▶ **PROBLEM STATEMENT**
In the entries, find all lines that hold the word "Default" and copy them.
#### AVAILABLE DATA
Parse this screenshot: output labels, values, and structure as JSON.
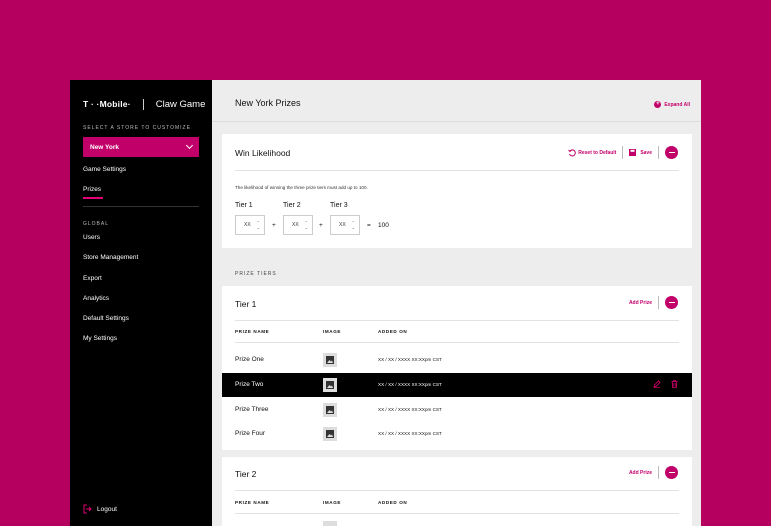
{
  "brand": {
    "logo": "T · ·Mobile·",
    "app_name": "Claw Game"
  },
  "sidebar": {
    "store_caption": "SELECT A STORE TO CUSTOMIZE",
    "store_selected": "New York",
    "store_items": [
      {
        "label": "Game Settings"
      },
      {
        "label": "Prizes",
        "active": true
      }
    ],
    "global_caption": "GLOBAL",
    "global_items": [
      {
        "label": "Users"
      },
      {
        "label": "Store Management"
      },
      {
        "label": "Export"
      },
      {
        "label": "Analytics"
      },
      {
        "label": "Default Settings"
      },
      {
        "label": "My Settings"
      }
    ],
    "logout_label": "Logout"
  },
  "header": {
    "title": "New York Prizes",
    "expand_all": "Expand All"
  },
  "win_likelihood": {
    "title": "Win Likelihood",
    "reset_label": "Reset to Default",
    "save_label": "Save",
    "note": "The likelihood of winning the three prize tiers must add up to 100.",
    "tiers": [
      {
        "label": "Tier 1",
        "value": "XX"
      },
      {
        "label": "Tier 2",
        "value": "XX"
      },
      {
        "label": "Tier 3",
        "value": "XX"
      }
    ],
    "plus": "+",
    "equals": "=",
    "total": "100"
  },
  "prize_tiers": {
    "caption": "PRIZE TIERS",
    "columns": [
      "PRIZE NAME",
      "IMAGE",
      "ADDED ON"
    ],
    "add_prize_label": "Add Prize",
    "tiers": [
      {
        "title": "Tier 1",
        "rows": [
          {
            "name": "Prize One",
            "added_on": "XX / XX / XXXX XX:XXpm CST"
          },
          {
            "name": "Prize Two",
            "added_on": "XX / XX / XXXX XX:XXpm CST",
            "selected": true
          },
          {
            "name": "Prize Three",
            "added_on": "XX / XX / XXXX XX:XXpm CST"
          },
          {
            "name": "Prize Four",
            "added_on": "XX / XX / XXXX XX:XXpm CST"
          }
        ]
      },
      {
        "title": "Tier 2",
        "rows": []
      }
    ]
  },
  "colors": {
    "brand_magenta": "#e20074",
    "background": "#b5005f",
    "sidebar": "#000000"
  }
}
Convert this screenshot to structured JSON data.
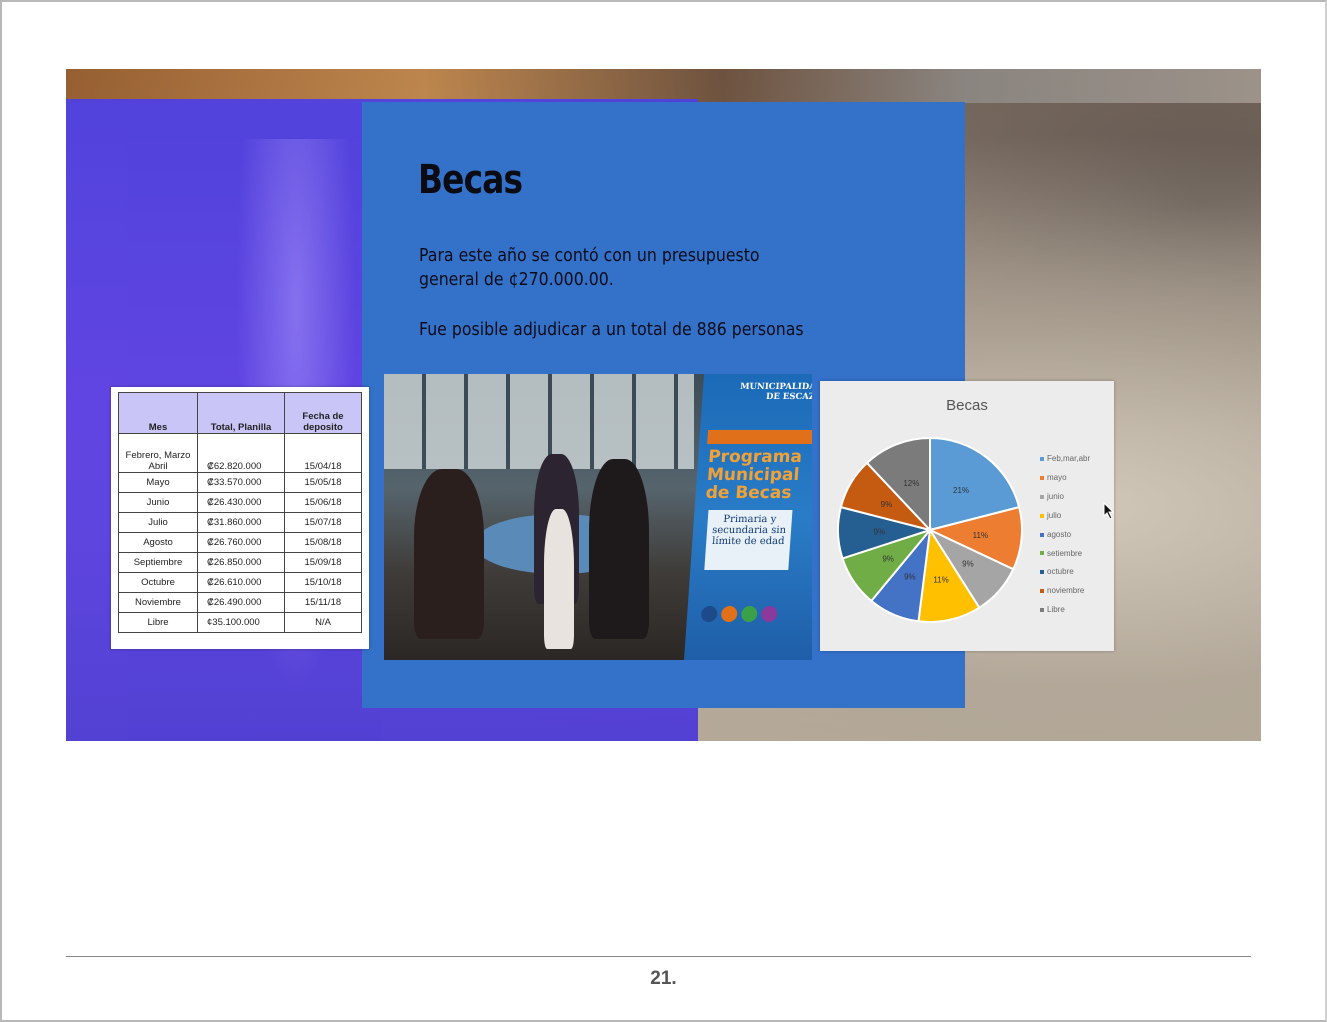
{
  "slide": {
    "title": "Becas",
    "paragraph_1": "Para este año se contó con un presupuesto general de ¢270.000.00.",
    "paragraph_2": "Fue posible adjudicar a un total de 886 personas"
  },
  "table": {
    "headers": [
      "Mes",
      "Total, Planilla",
      "Fecha de deposito"
    ],
    "rows": [
      [
        "Febrero, Marzo Abril",
        "₡62.820.000",
        "15/04/18"
      ],
      [
        "Mayo",
        "₡33.570.000",
        "15/05/18"
      ],
      [
        "Junio",
        "₡26.430.000",
        "15/06/18"
      ],
      [
        "Julio",
        "₡31.860.000",
        "15/07/18"
      ],
      [
        "Agosto",
        "₡26.760.000",
        "15/08/18"
      ],
      [
        "Septiembre",
        "₡26.850.000",
        "15/09/18"
      ],
      [
        "Octubre",
        "₡26.610.000",
        "15/10/18"
      ],
      [
        "Noviembre",
        "₡26.490.000",
        "15/11/18"
      ],
      [
        "Libre",
        "¢35.100.000",
        "N/A"
      ]
    ]
  },
  "photo_banner": {
    "municipality": "MUNICIPALIDAD DE ESCAZÚ",
    "program": "Programa Municipal de Becas",
    "card": "Primaria y secundaria sin límite de edad"
  },
  "chart_data": {
    "type": "pie",
    "title": "Becas",
    "legend_position": "right",
    "slices": [
      {
        "label": "Feb,mar,abr",
        "value": 21,
        "display": "21%",
        "color": "#5b9bd5"
      },
      {
        "label": "mayo",
        "value": 11,
        "display": "11%",
        "color": "#ed7d31"
      },
      {
        "label": "junio",
        "value": 9,
        "display": "9%",
        "color": "#a5a5a5"
      },
      {
        "label": "julio",
        "value": 11,
        "display": "11%",
        "color": "#ffc000"
      },
      {
        "label": "agosto",
        "value": 9,
        "display": "9%",
        "color": "#4472c4"
      },
      {
        "label": "setiembre",
        "value": 9,
        "display": "9%",
        "color": "#70ad47"
      },
      {
        "label": "octubre",
        "value": 9,
        "display": "9%",
        "color": "#255e91"
      },
      {
        "label": "noviembre",
        "value": 9,
        "display": "9%",
        "color": "#c55a11"
      },
      {
        "label": "Libre",
        "value": 12,
        "display": "12%",
        "color": "#7b7b7b"
      }
    ]
  },
  "footer": {
    "page_number": "21."
  }
}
########
▶ **RESULT OF THIS TASK**
        "label": "Default Settings"
    "reset_label": "Reset to Default",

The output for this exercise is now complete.